課題一覧 =
1 – 本文によると、筆者はヘミングウェイの『日はまた昇る』をどのような時に読みますか。
2 – 本文から、「闘牛の街、アグイラール・デ・ラ・フロンテーラ」を含む語句で始まり「ている。一人はさびしすぎる。」で終わる部分を、一字も変えずに打ち直してください。

本文 =
□ □ □ □

イスラミック・ブルー

スペイン、エジプト、イラン、トルコ、チュニジアへ、イスラミックな旅へ。
スペイン/地中海レストランガイド

闘牛の街、アグイラール・デ・ラ・フロンテーラ

2005-03-17 00:29:53 | アンダルシア
 ヘミングウェイの『日はまた昇る』は夕日の落ちる時間に合わせて、舟に揺られながら読む。毎日少しづつ読む。ふと見上げると、ナツメヤシの向うに沈む夕日はとても大きい。静かな夕暮れ。真っ赤に燃える空。そしてヘミングウェイ。夕日を見つめすぎ、チカチカした目の向うに見えてくるマタドール。そして歓声。瞬き一つしない牛が、こちらに向かって突進してくる。
 「おい、もう起きろ」帆掛け舟の中でいつしかまどろんでいた。ネグリジェみたいな民族衣装を来た船長に起こされ、私はまた村へと帰っていく。気温が落ちないうちにひよこを家の中に入れなければ。
 闘牛と聞いて、私が思い出すのはアフリカのとある村に居候していた時の事。私はまだ闘牛を見に行ったことが無い。闘牛とフットボールのゲームだけは一人で行ってはいけないと思っている。一人はさびしすぎる。

□ □ □ □

データ部分 =
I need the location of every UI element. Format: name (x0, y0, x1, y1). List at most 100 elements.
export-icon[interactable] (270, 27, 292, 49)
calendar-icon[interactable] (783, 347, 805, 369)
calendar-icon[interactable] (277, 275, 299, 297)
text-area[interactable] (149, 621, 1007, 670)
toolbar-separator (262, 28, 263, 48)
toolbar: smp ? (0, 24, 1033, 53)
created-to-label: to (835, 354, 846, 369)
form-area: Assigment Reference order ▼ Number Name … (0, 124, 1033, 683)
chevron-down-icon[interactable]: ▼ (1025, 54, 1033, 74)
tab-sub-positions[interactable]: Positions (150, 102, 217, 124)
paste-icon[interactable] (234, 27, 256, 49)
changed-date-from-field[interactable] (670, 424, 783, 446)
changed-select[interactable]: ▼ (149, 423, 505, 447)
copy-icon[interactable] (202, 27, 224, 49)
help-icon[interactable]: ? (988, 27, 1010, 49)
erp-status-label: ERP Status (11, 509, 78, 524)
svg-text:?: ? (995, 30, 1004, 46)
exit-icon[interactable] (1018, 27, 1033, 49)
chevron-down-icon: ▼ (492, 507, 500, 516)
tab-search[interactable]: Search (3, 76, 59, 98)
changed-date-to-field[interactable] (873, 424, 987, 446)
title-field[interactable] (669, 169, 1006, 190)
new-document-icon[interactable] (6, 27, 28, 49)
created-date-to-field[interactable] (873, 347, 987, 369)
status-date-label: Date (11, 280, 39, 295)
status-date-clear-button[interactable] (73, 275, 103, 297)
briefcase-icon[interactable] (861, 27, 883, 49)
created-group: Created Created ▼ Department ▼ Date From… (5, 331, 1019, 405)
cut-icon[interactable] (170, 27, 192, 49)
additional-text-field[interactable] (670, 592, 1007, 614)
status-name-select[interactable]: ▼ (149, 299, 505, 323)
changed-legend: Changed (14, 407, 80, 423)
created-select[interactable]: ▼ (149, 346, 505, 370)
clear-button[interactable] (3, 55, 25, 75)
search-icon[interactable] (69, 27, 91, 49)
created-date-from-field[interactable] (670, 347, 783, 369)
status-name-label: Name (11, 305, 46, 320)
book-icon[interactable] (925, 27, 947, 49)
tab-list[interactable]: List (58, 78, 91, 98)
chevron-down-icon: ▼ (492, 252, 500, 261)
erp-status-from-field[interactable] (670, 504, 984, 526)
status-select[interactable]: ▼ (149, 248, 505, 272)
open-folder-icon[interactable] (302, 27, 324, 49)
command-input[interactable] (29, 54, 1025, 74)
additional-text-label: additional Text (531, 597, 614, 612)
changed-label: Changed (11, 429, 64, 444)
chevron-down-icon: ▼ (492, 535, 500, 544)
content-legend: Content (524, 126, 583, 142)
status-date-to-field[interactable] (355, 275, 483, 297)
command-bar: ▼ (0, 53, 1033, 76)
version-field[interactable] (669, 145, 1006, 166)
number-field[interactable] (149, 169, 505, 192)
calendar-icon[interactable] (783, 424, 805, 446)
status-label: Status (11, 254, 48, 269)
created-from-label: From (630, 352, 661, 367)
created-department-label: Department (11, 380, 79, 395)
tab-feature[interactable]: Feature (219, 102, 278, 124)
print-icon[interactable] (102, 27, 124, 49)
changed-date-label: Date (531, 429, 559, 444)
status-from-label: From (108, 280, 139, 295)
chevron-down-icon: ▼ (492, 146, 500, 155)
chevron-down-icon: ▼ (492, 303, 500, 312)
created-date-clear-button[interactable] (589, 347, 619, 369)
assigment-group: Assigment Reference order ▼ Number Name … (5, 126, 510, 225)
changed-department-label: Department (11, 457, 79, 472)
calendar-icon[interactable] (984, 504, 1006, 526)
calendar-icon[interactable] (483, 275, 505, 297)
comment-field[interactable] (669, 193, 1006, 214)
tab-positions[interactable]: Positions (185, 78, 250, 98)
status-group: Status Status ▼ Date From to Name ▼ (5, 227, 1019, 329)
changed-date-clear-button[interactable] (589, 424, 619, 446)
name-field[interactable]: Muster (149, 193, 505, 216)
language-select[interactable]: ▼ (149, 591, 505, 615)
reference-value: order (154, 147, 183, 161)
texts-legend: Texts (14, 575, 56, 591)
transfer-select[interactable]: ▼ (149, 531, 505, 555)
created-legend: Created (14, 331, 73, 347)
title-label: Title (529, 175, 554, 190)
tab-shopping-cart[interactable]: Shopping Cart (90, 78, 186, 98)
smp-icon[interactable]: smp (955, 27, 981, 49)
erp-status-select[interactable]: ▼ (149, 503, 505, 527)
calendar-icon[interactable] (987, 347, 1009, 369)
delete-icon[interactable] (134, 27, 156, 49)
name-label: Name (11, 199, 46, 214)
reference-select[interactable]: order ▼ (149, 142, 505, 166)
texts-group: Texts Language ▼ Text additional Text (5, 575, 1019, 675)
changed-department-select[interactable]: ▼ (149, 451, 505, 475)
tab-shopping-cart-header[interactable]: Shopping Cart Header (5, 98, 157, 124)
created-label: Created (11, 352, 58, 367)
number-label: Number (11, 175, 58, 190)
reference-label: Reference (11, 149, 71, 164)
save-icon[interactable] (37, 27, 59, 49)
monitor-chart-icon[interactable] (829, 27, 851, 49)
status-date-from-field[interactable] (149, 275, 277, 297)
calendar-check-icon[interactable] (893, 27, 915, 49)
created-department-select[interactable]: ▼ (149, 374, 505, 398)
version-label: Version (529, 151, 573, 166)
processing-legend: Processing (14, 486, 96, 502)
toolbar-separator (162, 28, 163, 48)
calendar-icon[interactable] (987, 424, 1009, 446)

□ □ □ □

各課題の解答 =
1 – 夕日の落ちる時間に合わせて、舟に揺られながら読みます。

2 –
闘牛の街、アグイラール・デ・ラ・フロンテーラ

2005-03-17 00:29:53 | アンダルシア
 ヘミングウェイの『日はまた昇る』は夕日の落ちる時間に合わせて、舟に揺られながら読む。毎日少しづつ読む。ふと見上げると、ナツメヤシの向うに沈む夕日はとても大きい。静かな夕暮れ。真っ赤に燃える空。そしてヘミングウェイ。夕日を見つめすぎ、チカチカした目の向うに見えてくるマタドール。そして歓声。瞬き一つしない牛が、こちらに向かって突進してくる。
 「おい、もう起きろ」帆掛け舟の中でいつしかまどろんでいた。ネグリジェみたいな民族衣装を来た船長に起こされ、私はまた村へと帰っていく。気温が落ちないうちにひよこを家の中に入れなければ。
 闘牛と聞いて、私が思い出すのはアフリカのとある村に居候していた時の事。私はまだ闘牛を見に行ったことが無い。闘牛とフットボールのゲームだけは一人で行ってはいけないと思っている。一人はさびしすぎる。